(Dataset entries)
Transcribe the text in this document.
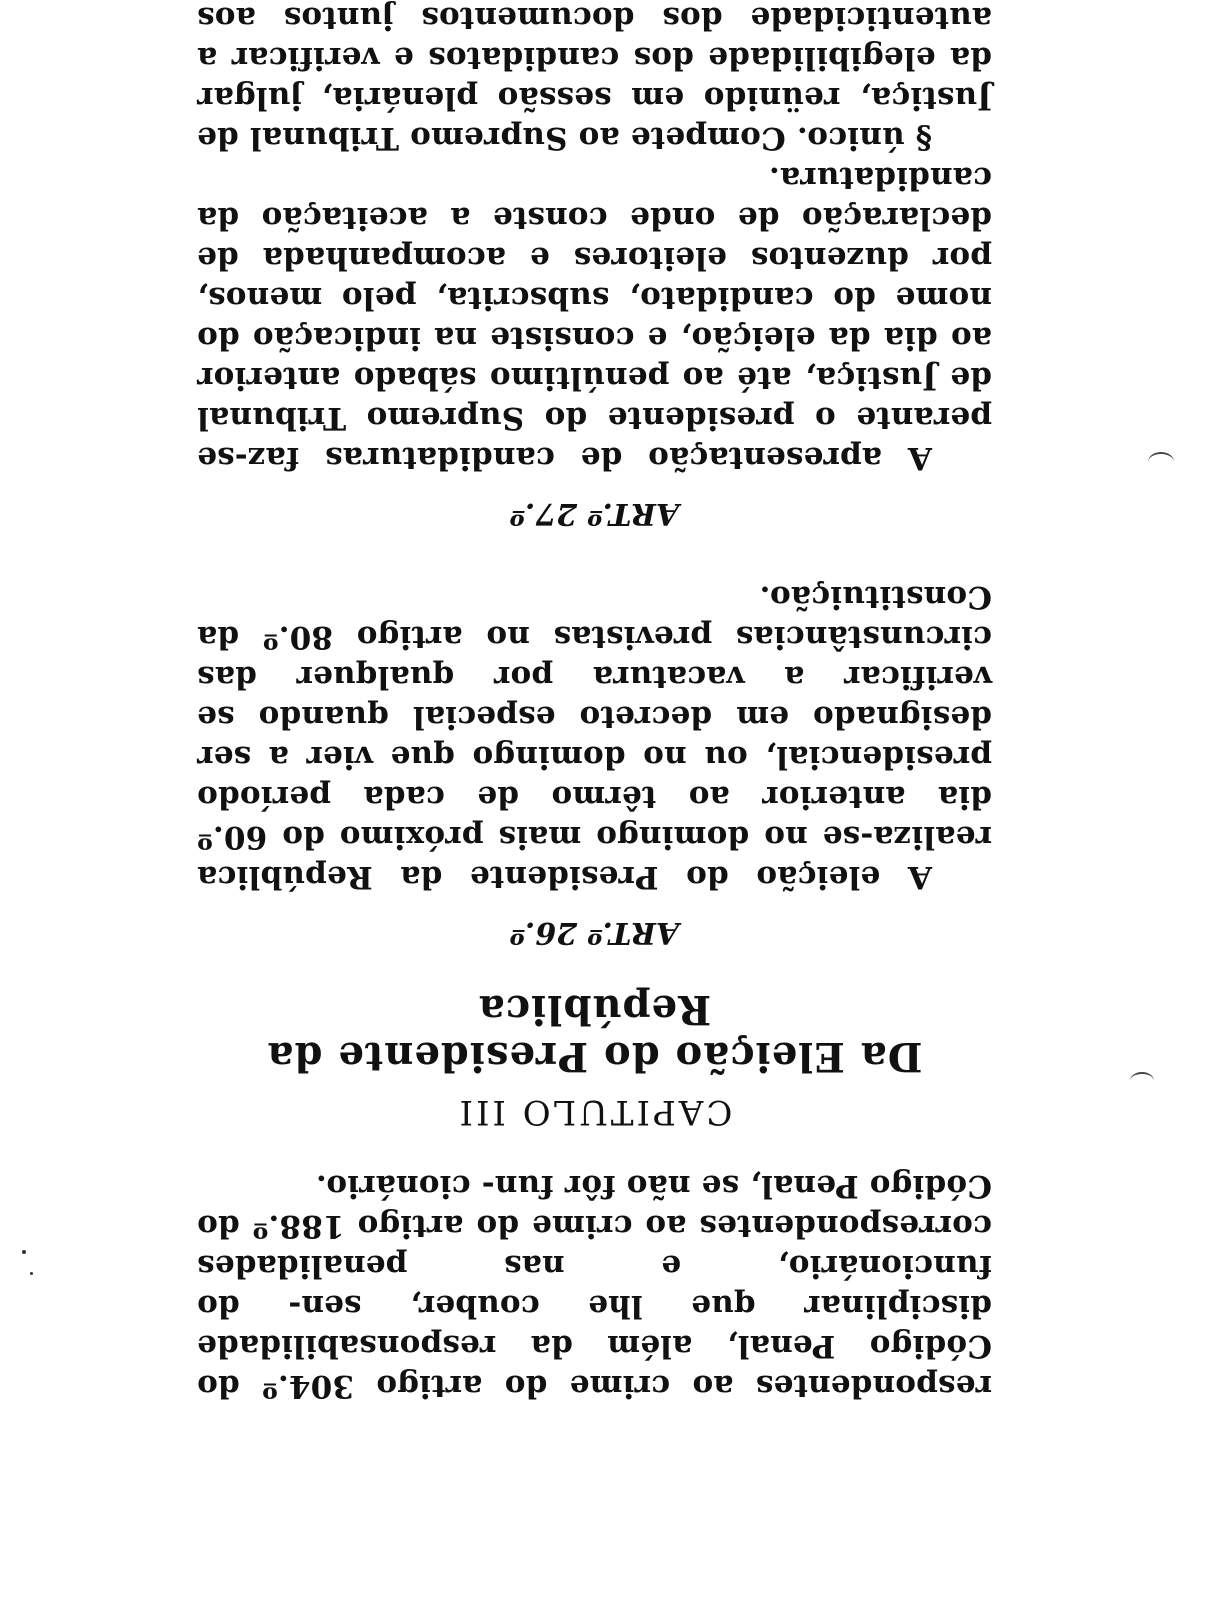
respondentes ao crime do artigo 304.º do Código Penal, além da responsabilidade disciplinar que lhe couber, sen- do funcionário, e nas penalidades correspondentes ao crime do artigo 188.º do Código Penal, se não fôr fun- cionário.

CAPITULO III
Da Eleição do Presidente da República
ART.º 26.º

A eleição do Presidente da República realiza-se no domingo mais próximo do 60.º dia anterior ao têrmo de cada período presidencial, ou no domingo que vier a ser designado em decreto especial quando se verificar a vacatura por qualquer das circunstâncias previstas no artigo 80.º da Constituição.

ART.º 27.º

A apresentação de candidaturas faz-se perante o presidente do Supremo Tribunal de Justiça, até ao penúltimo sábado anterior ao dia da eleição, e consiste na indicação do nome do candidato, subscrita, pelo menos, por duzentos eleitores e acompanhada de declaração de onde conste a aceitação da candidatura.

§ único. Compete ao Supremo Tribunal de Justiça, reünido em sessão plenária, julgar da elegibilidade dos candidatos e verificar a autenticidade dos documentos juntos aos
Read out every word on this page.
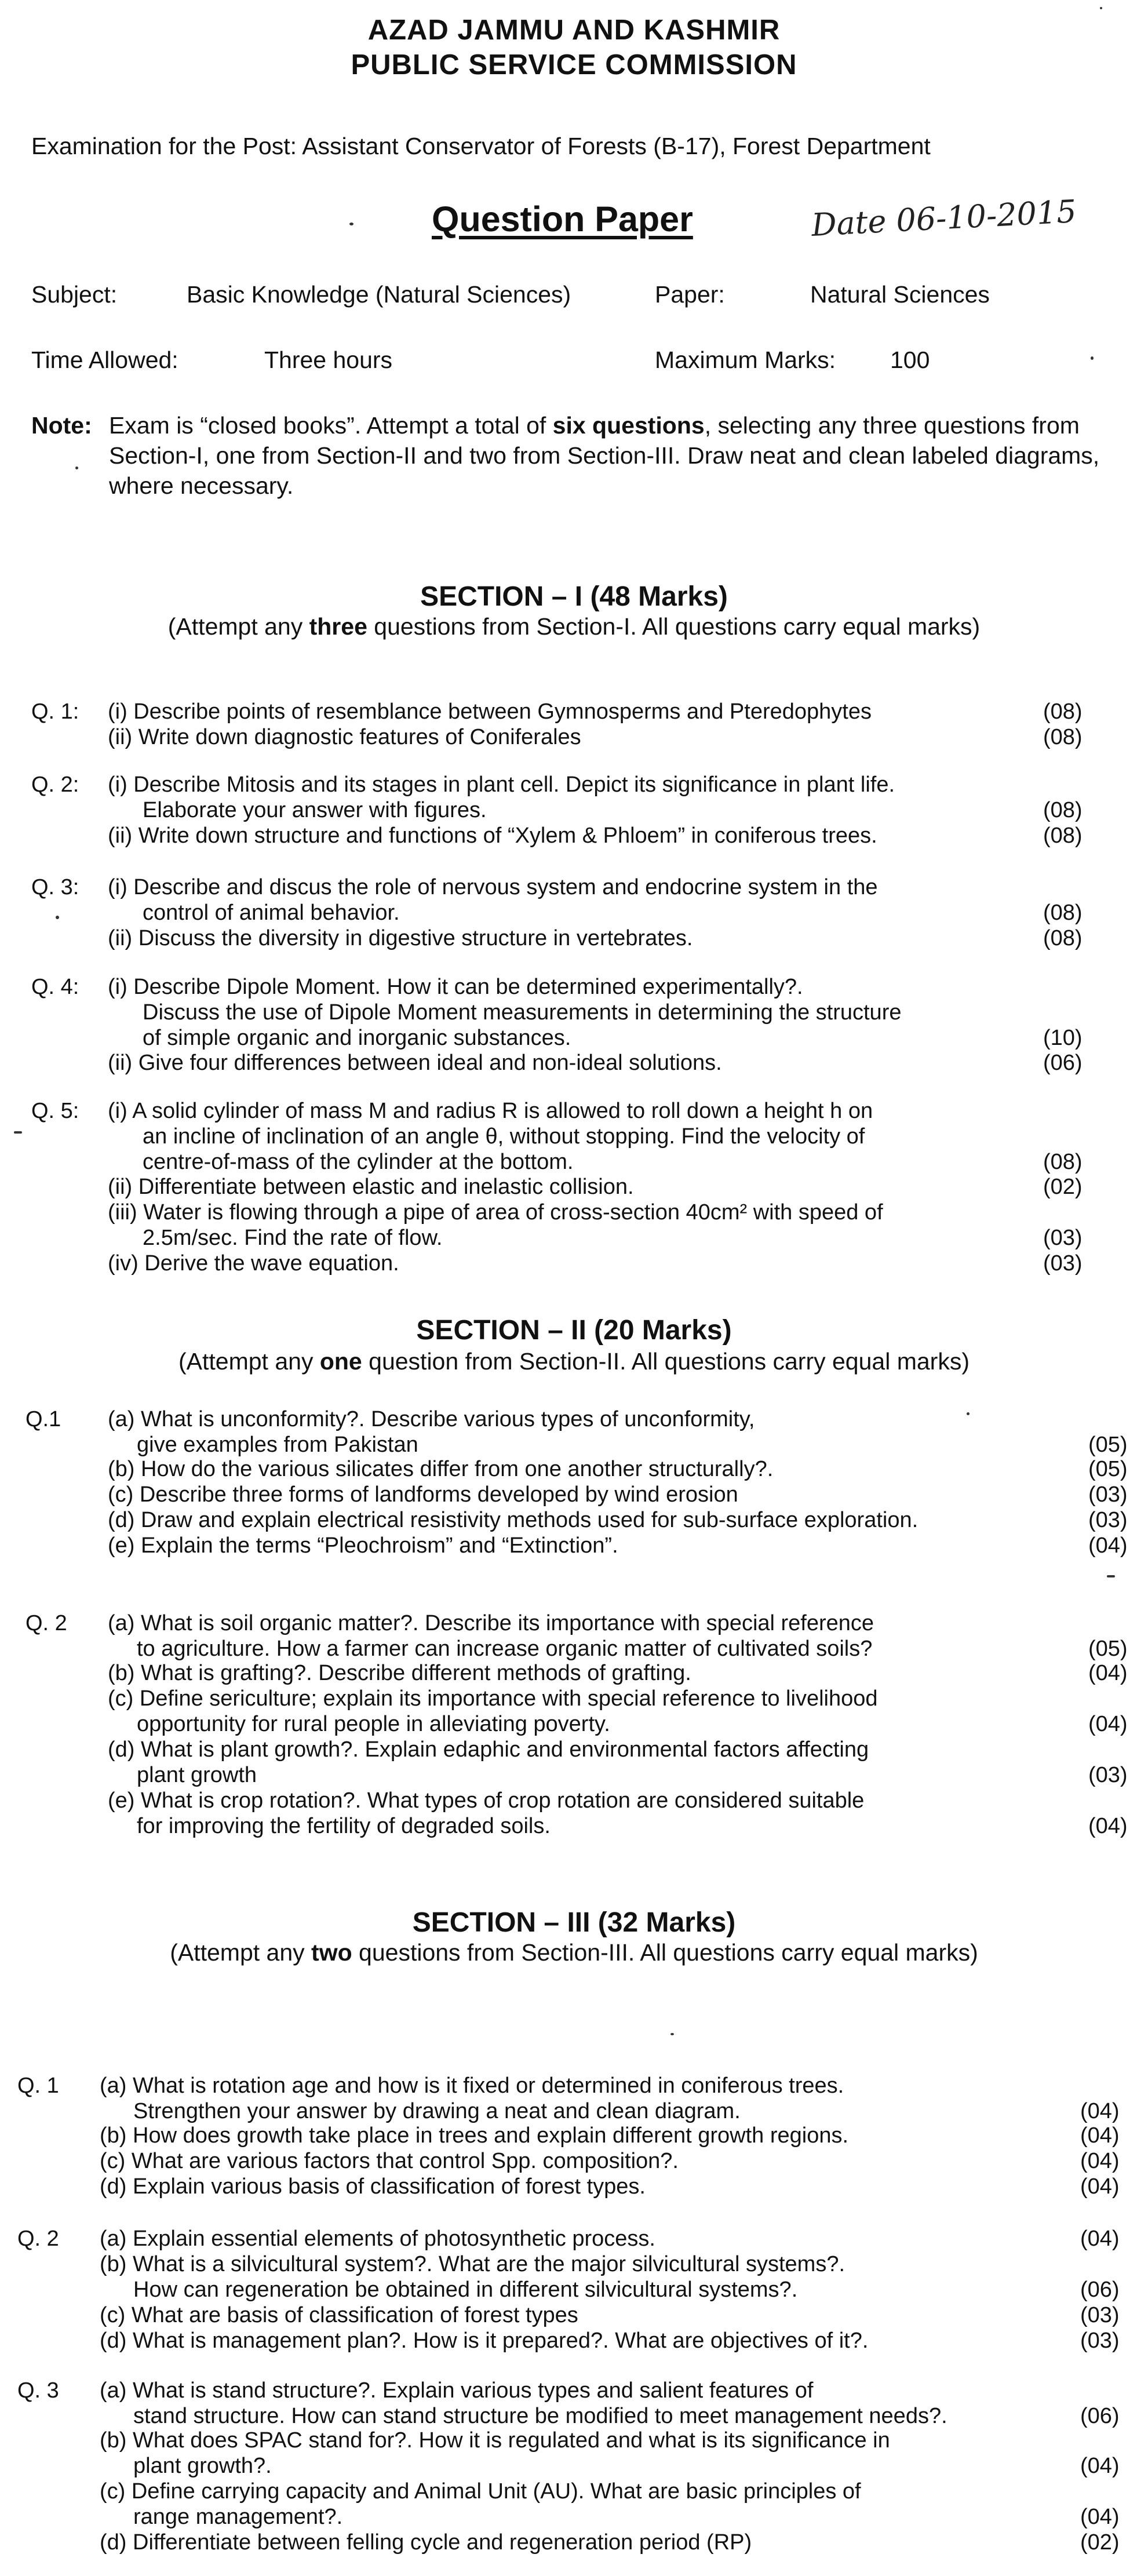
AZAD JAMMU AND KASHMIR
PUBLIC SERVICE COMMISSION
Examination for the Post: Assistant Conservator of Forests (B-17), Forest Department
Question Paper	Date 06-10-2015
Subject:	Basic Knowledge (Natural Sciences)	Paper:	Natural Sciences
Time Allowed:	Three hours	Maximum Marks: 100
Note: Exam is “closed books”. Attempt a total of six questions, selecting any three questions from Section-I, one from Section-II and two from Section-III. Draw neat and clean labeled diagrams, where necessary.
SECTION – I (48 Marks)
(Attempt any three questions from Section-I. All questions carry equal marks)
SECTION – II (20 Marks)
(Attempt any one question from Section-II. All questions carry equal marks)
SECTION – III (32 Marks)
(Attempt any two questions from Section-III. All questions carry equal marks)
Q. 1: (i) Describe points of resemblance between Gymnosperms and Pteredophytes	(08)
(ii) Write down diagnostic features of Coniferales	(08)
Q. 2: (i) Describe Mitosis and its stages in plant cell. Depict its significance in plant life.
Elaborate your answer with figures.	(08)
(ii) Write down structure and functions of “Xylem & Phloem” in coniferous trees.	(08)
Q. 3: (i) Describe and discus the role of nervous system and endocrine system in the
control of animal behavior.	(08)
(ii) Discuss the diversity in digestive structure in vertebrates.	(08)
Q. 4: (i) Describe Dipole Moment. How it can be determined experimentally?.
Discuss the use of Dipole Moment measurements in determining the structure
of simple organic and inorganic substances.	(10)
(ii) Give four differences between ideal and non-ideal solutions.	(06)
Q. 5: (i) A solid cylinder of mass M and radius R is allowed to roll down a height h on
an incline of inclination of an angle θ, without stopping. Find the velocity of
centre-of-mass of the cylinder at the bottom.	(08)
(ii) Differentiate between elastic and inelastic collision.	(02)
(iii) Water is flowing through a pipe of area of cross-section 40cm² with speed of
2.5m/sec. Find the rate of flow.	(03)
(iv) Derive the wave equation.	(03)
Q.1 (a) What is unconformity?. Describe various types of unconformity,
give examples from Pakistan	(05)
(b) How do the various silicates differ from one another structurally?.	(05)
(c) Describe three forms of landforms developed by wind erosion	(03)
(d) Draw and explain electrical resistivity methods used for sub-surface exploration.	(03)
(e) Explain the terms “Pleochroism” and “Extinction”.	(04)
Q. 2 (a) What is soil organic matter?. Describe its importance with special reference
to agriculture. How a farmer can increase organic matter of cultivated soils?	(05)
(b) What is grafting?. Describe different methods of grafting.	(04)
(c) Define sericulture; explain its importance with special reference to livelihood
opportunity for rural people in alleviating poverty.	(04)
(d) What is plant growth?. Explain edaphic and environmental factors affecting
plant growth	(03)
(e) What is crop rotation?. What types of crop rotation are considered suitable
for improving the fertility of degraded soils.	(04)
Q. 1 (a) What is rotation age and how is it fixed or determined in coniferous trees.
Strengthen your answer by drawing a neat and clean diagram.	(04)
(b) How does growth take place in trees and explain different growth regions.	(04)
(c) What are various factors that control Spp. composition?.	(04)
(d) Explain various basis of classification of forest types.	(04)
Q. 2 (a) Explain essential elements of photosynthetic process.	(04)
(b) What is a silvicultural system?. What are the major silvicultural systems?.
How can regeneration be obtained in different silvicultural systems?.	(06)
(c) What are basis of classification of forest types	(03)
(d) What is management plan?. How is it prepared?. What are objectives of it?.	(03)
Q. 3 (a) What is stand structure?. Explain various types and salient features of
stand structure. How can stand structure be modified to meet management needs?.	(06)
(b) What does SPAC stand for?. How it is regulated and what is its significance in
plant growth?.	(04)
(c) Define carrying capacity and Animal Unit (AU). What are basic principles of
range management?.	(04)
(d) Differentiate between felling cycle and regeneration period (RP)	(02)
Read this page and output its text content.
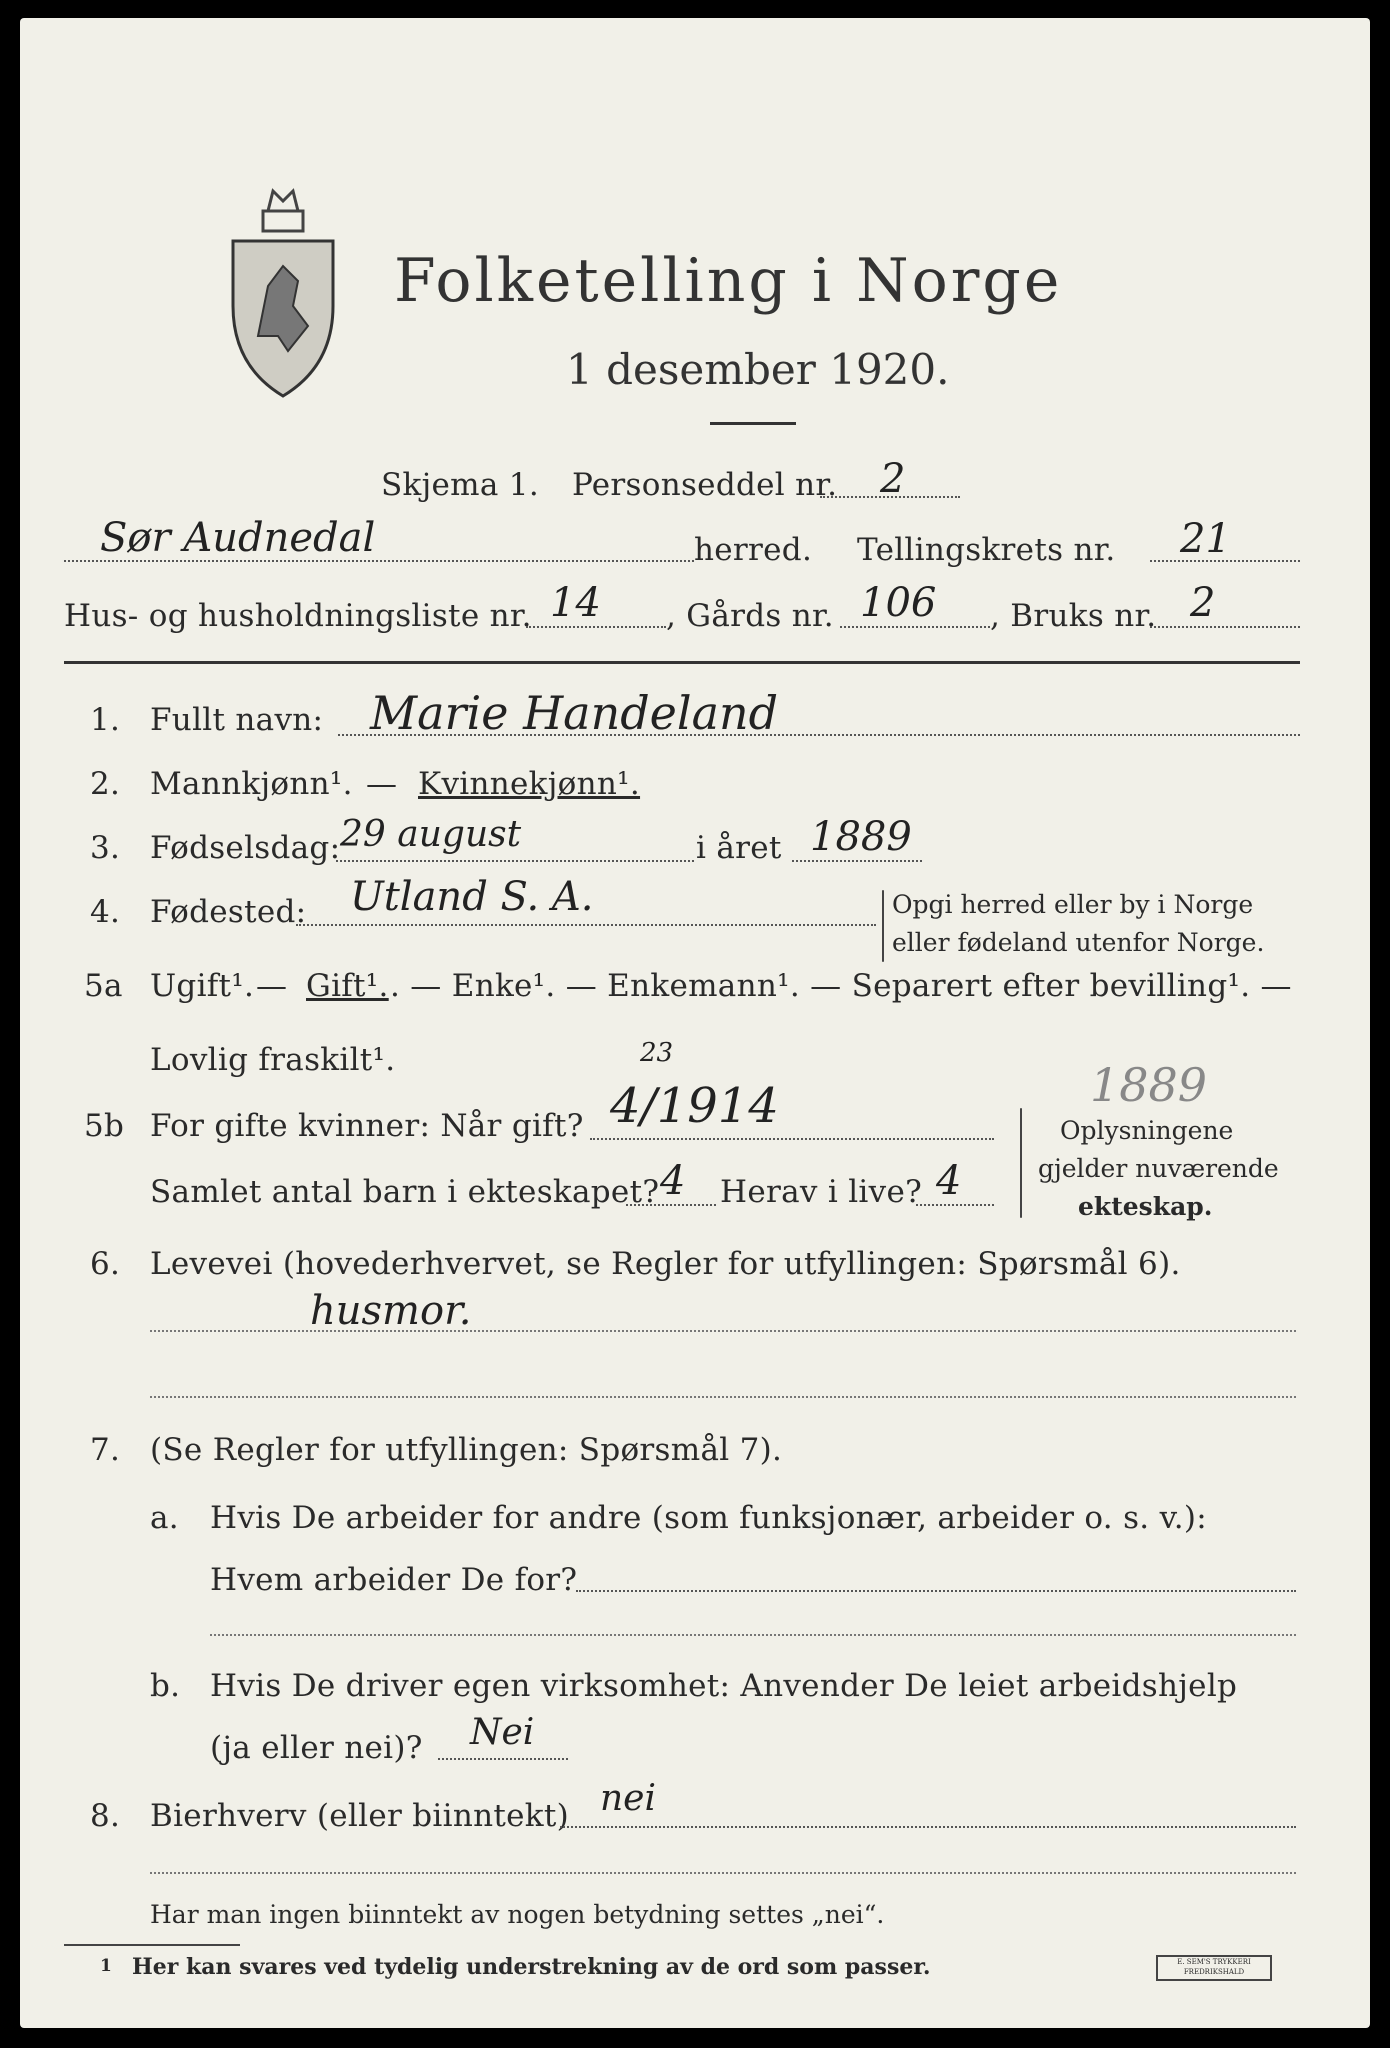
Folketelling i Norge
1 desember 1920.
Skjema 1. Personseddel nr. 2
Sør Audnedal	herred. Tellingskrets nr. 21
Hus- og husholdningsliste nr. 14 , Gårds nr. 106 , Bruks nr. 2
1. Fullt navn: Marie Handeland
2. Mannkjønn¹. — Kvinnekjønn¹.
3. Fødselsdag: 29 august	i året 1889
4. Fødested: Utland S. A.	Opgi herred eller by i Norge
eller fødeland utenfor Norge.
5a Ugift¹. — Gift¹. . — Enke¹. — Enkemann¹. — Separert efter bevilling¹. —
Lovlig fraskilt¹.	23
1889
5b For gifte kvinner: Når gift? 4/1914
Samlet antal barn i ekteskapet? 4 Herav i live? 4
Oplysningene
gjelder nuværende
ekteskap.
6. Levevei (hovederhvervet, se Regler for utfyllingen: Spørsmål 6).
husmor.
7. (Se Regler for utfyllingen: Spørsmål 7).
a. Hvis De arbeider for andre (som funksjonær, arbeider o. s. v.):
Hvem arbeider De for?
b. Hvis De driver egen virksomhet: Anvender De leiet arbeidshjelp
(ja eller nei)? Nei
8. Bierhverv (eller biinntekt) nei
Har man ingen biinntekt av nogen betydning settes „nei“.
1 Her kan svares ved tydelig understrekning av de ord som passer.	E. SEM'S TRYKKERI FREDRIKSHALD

• _Do this_: Copy out each line of the material that holds the word "eller".

• _Solution for this exercise_:
4. Fødested: Utland S. A.	Opgi herred eller by i Norge
eller fødeland utenfor Norge.
(ja eller nei)? Nei
8. Bierhverv (eller biinntekt) nei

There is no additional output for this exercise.